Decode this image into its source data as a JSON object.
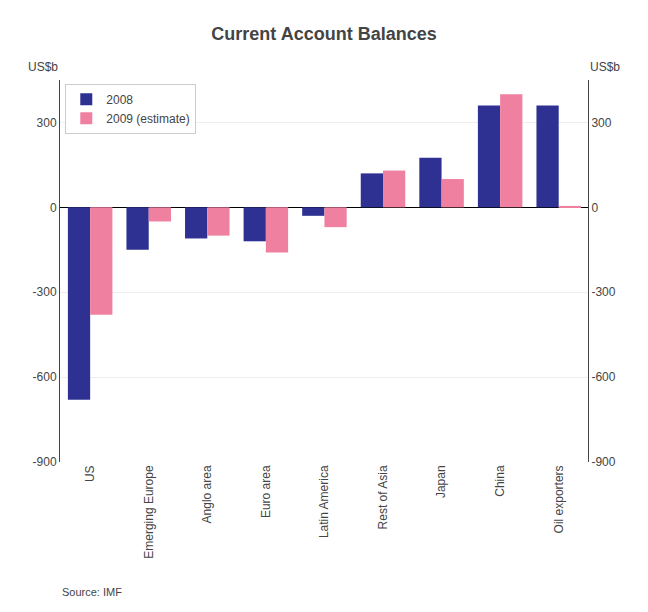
{
  "chart_data": {
    "type": "bar",
    "title": "Current Account Balances",
    "categories": [
      "US",
      "Emerging Europe",
      "Anglo area",
      "Euro area",
      "Latin America",
      "Rest of Asia",
      "Japan",
      "China",
      "Oil exporters"
    ],
    "series": [
      {
        "name": "2008",
        "color": "#2E3192",
        "values": [
          -680,
          -150,
          -110,
          -120,
          -30,
          120,
          175,
          360,
          360
        ]
      },
      {
        "name": "2009 (estimate)",
        "color": "#F080A0",
        "values": [
          -380,
          -50,
          -100,
          -160,
          -70,
          130,
          100,
          400,
          5
        ]
      }
    ],
    "ylim": [
      -900,
      450
    ],
    "yticks": [
      -900,
      -600,
      -300,
      0,
      300
    ],
    "y2lim": [
      -900,
      450
    ],
    "y2ticks": [
      -900,
      -600,
      -300,
      0,
      300
    ],
    "annotations": [
      "US$b",
      "US$b",
      "Source: IMF"
    ],
    "grid": true,
    "legend": "upper left"
  }
}
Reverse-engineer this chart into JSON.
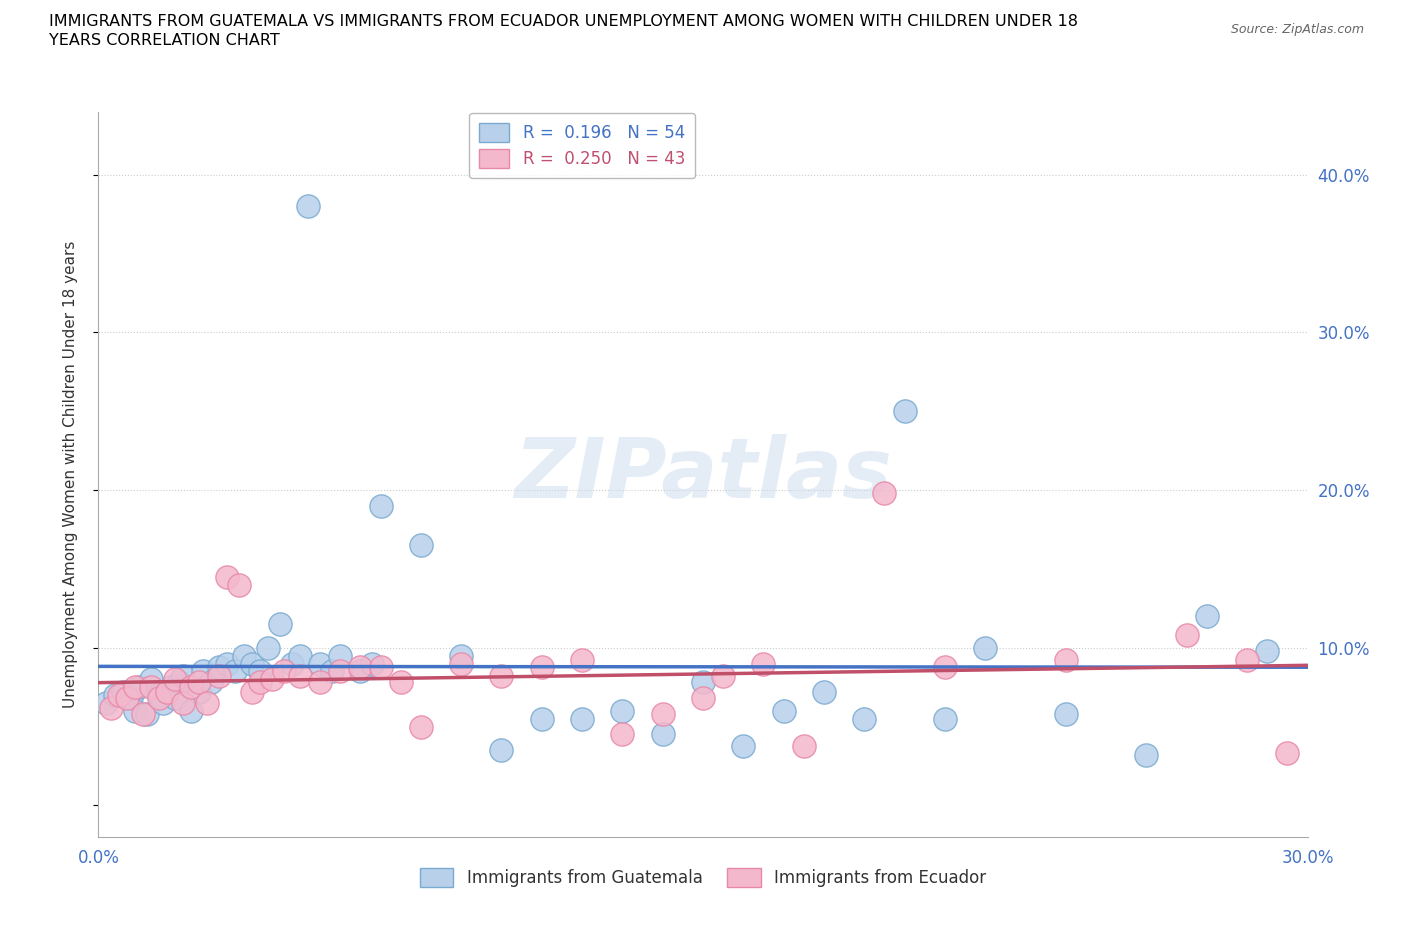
{
  "title_line1": "IMMIGRANTS FROM GUATEMALA VS IMMIGRANTS FROM ECUADOR UNEMPLOYMENT AMONG WOMEN WITH CHILDREN UNDER 18",
  "title_line2": "YEARS CORRELATION CHART",
  "source": "Source: ZipAtlas.com",
  "ylabel": "Unemployment Among Women with Children Under 18 years",
  "xlim": [
    0.0,
    0.3
  ],
  "ylim": [
    -0.02,
    0.44
  ],
  "xticks": [
    0.0,
    0.05,
    0.1,
    0.15,
    0.2,
    0.25,
    0.3
  ],
  "xtick_labels": [
    "0.0%",
    "",
    "",
    "",
    "",
    "",
    "30.0%"
  ],
  "ytick_positions": [
    0.0,
    0.1,
    0.2,
    0.3,
    0.4
  ],
  "ytick_labels": [
    "",
    "10.0%",
    "20.0%",
    "30.0%",
    "40.0%"
  ],
  "guatemala_fill": "#b8d0ea",
  "ecuador_fill": "#f4b8cc",
  "guatemala_edge": "#7aaad0",
  "ecuador_edge": "#e888a8",
  "guatemala_line_color": "#4472c4",
  "ecuador_line_color": "#c0506a",
  "legend_R_guatemala": "R =  0.196",
  "legend_N_guatemala": "N = 54",
  "legend_R_ecuador": "R =  0.250",
  "legend_N_ecuador": "N = 43",
  "legend_color_guatemala": "#4472c4",
  "legend_color_ecuador": "#c05070",
  "watermark": "ZIPatlas",
  "guatemala_x": [
    0.002,
    0.004,
    0.006,
    0.008,
    0.009,
    0.01,
    0.012,
    0.013,
    0.015,
    0.016,
    0.018,
    0.019,
    0.02,
    0.021,
    0.023,
    0.025,
    0.026,
    0.028,
    0.03,
    0.032,
    0.034,
    0.036,
    0.038,
    0.04,
    0.042,
    0.045,
    0.048,
    0.05,
    0.052,
    0.055,
    0.058,
    0.06,
    0.065,
    0.068,
    0.07,
    0.08,
    0.09,
    0.1,
    0.11,
    0.12,
    0.13,
    0.14,
    0.15,
    0.16,
    0.17,
    0.18,
    0.19,
    0.2,
    0.21,
    0.22,
    0.24,
    0.26,
    0.275,
    0.29
  ],
  "guatemala_y": [
    0.065,
    0.07,
    0.072,
    0.068,
    0.06,
    0.075,
    0.058,
    0.08,
    0.07,
    0.065,
    0.075,
    0.068,
    0.078,
    0.082,
    0.06,
    0.072,
    0.085,
    0.078,
    0.088,
    0.09,
    0.085,
    0.095,
    0.09,
    0.085,
    0.1,
    0.115,
    0.09,
    0.095,
    0.38,
    0.09,
    0.085,
    0.095,
    0.085,
    0.09,
    0.19,
    0.165,
    0.095,
    0.035,
    0.055,
    0.055,
    0.06,
    0.045,
    0.078,
    0.038,
    0.06,
    0.072,
    0.055,
    0.25,
    0.055,
    0.1,
    0.058,
    0.032,
    0.12,
    0.098
  ],
  "ecuador_x": [
    0.003,
    0.005,
    0.007,
    0.009,
    0.011,
    0.013,
    0.015,
    0.017,
    0.019,
    0.021,
    0.023,
    0.025,
    0.027,
    0.03,
    0.032,
    0.035,
    0.038,
    0.04,
    0.043,
    0.046,
    0.05,
    0.055,
    0.06,
    0.065,
    0.07,
    0.075,
    0.08,
    0.09,
    0.1,
    0.11,
    0.12,
    0.13,
    0.14,
    0.15,
    0.155,
    0.165,
    0.175,
    0.195,
    0.21,
    0.24,
    0.27,
    0.285,
    0.295
  ],
  "ecuador_y": [
    0.062,
    0.07,
    0.068,
    0.075,
    0.058,
    0.075,
    0.068,
    0.072,
    0.08,
    0.065,
    0.075,
    0.078,
    0.065,
    0.082,
    0.145,
    0.14,
    0.072,
    0.078,
    0.08,
    0.085,
    0.082,
    0.078,
    0.085,
    0.088,
    0.088,
    0.078,
    0.05,
    0.09,
    0.082,
    0.088,
    0.092,
    0.045,
    0.058,
    0.068,
    0.082,
    0.09,
    0.038,
    0.198,
    0.088,
    0.092,
    0.108,
    0.092,
    0.033
  ]
}
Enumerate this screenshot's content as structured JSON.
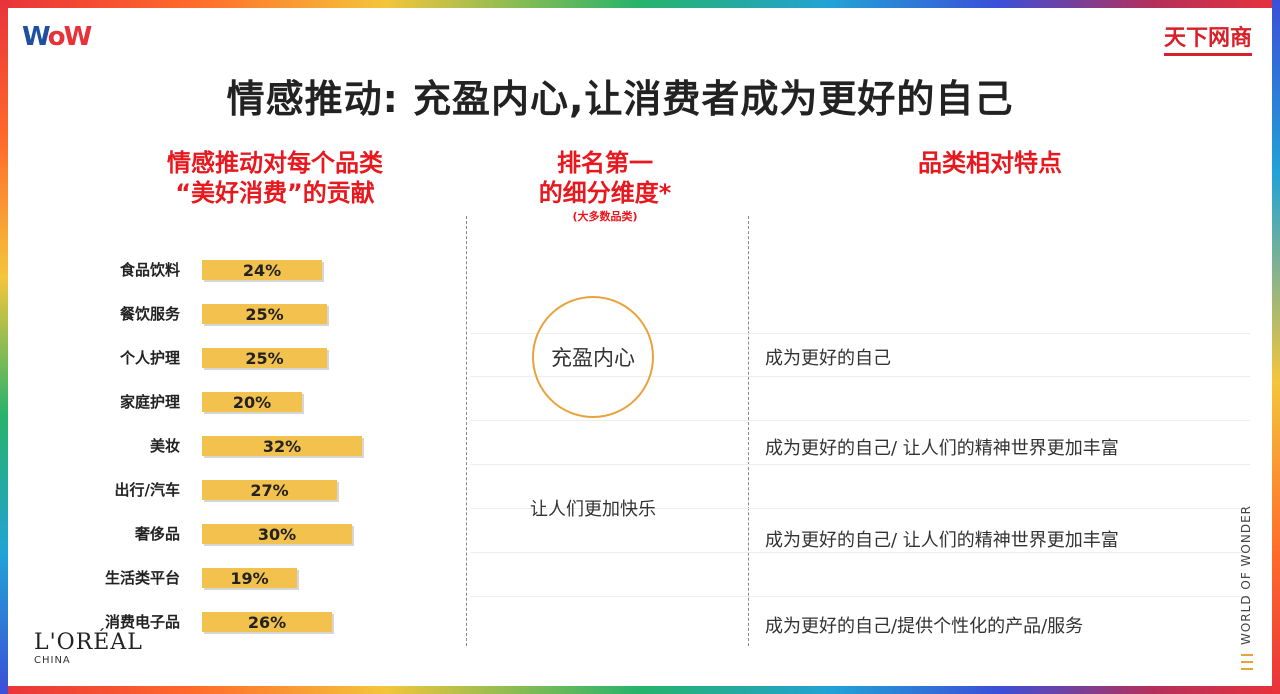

####

Reproduce all of the material exactly, apart from the pictures.

Decode this image into its source data as a JSON object.
{
  "chart_data": {
    "type": "bar",
    "title": "Current Account Balances",
    "categories": [
      "US",
      "Emerging Europe",
      "Anglo area",
      "Euro area",
      "Latin America",
      "Rest of Asia",
      "Japan",
      "China",
      "Oil exporters"
    ],
    "series": [
      {
        "name": "2008",
        "color": "#2E3192",
        "values": [
          -680,
          -150,
          -110,
          -120,
          -30,
          120,
          175,
          360,
          360
        ]
      },
      {
        "name": "2009 (estimate)",
        "color": "#F080A0",
        "values": [
          -380,
          -50,
          -100,
          -160,
          -70,
          130,
          100,
          400,
          5
        ]
      }
    ],
    "ylim": [
      -900,
      450
    ],
    "yticks": [
      -900,
      -600,
      -300,
      0,
      300
    ],
    "y2lim": [
      -900,
      450
    ],
    "y2ticks": [
      -900,
      -600,
      -300,
      0,
      300
    ],
    "annotations": [
      "US$b",
      "US$b",
      "Source: IMF"
    ],
    "grid": true,
    "legend": "upper left"
  }
}
Reverse-engineer this chart into JSON.
{
  "title_line1": "IMMIGRANTS FROM GUATEMALA VS IMMIGRANTS FROM ECUADOR UNEMPLOYMENT AMONG WOMEN WITH CHILDREN UNDER 18",
  "title_line2": "YEARS CORRELATION CHART",
  "source": "Source: ZipAtlas.com",
  "ylabel": "Unemployment Among Women with Children Under 18 years",
  "xlim": [
    0.0,
    0.3
  ],
  "ylim": [
    -0.02,
    0.44
  ],
  "xticks": [
    0.0,
    0.05,
    0.1,
    0.15,
    0.2,
    0.25,
    0.3
  ],
  "xtick_labels": [
    "0.0%",
    "",
    "",
    "",
    "",
    "",
    "30.0%"
  ],
  "ytick_positions": [
    0.0,
    0.1,
    0.2,
    0.3,
    0.4
  ],
  "ytick_labels": [
    "",
    "10.0%",
    "20.0%",
    "30.0%",
    "40.0%"
  ],
  "guatemala_fill": "#b8d0ea",
  "ecuador_fill": "#f4b8cc",
  "guatemala_edge": "#7aaad0",
  "ecuador_edge": "#e888a8",
  "guatemala_line_color": "#4472c4",
  "ecuador_line_color": "#c0506a",
  "legend_R_guatemala": "R =  0.196",
  "legend_N_guatemala": "N = 54",
  "legend_R_ecuador": "R =  0.250",
  "legend_N_ecuador": "N = 43",
  "legend_color_guatemala": "#4472c4",
  "legend_color_ecuador": "#c05070",
  "watermark": "ZIPatlas",
  "guatemala_x": [
    0.002,
    0.004,
    0.006,
    0.008,
    0.009,
    0.01,
    0.012,
    0.013,
    0.015,
    0.016,
    0.018,
    0.019,
    0.02,
    0.021,
    0.023,
    0.025,
    0.026,
    0.028,
    0.03,
    0.032,
    0.034,
    0.036,
    0.038,
    0.04,
    0.042,
    0.045,
    0.048,
    0.05,
    0.052,
    0.055,
    0.058,
    0.06,
    0.065,
    0.068,
    0.07,
    0.08,
    0.09,
    0.1,
    0.11,
    0.12,
    0.13,
    0.14,
    0.15,
    0.16,
    0.17,
    0.18,
    0.19,
    0.2,
    0.21,
    0.22,
    0.24,
    0.26,
    0.275,
    0.29
  ],
  "guatemala_y": [
    0.065,
    0.07,
    0.072,
    0.068,
    0.06,
    0.075,
    0.058,
    0.08,
    0.07,
    0.065,
    0.075,
    0.068,
    0.078,
    0.082,
    0.06,
    0.072,
    0.085,
    0.078,
    0.088,
    0.09,
    0.085,
    0.095,
    0.09,
    0.085,
    0.1,
    0.115,
    0.09,
    0.095,
    0.38,
    0.09,
    0.085,
    0.095,
    0.085,
    0.09,
    0.19,
    0.165,
    0.095,
    0.035,
    0.055,
    0.055,
    0.06,
    0.045,
    0.078,
    0.038,
    0.06,
    0.072,
    0.055,
    0.25,
    0.055,
    0.1,
    0.058,
    0.032,
    0.12,
    0.098
  ],
  "ecuador_x": [
    0.003,
    0.005,
    0.007,
    0.009,
    0.011,
    0.013,
    0.015,
    0.017,
    0.019,
    0.021,
    0.023,
    0.025,
    0.027,
    0.03,
    0.032,
    0.035,
    0.038,
    0.04,
    0.043,
    0.046,
    0.05,
    0.055,
    0.06,
    0.065,
    0.07,
    0.075,
    0.08,
    0.09,
    0.1,
    0.11,
    0.12,
    0.13,
    0.14,
    0.15,
    0.155,
    0.165,
    0.175,
    0.195,
    0.21,
    0.24,
    0.27,
    0.285,
    0.295
  ],
  "ecuador_y": [
    0.062,
    0.07,
    0.068,
    0.075,
    0.058,
    0.075,
    0.068,
    0.072,
    0.08,
    0.065,
    0.075,
    0.078,
    0.065,
    0.082,
    0.145,
    0.14,
    0.072,
    0.078,
    0.08,
    0.085,
    0.082,
    0.078,
    0.085,
    0.088,
    0.088,
    0.078,
    0.05,
    0.09,
    0.082,
    0.088,
    0.092,
    0.045,
    0.058,
    0.068,
    0.082,
    0.09,
    0.038,
    0.198,
    0.088,
    0.092,
    0.108,
    0.092,
    0.033
  ]
}
Enumerate this screenshot's content as structured JSON.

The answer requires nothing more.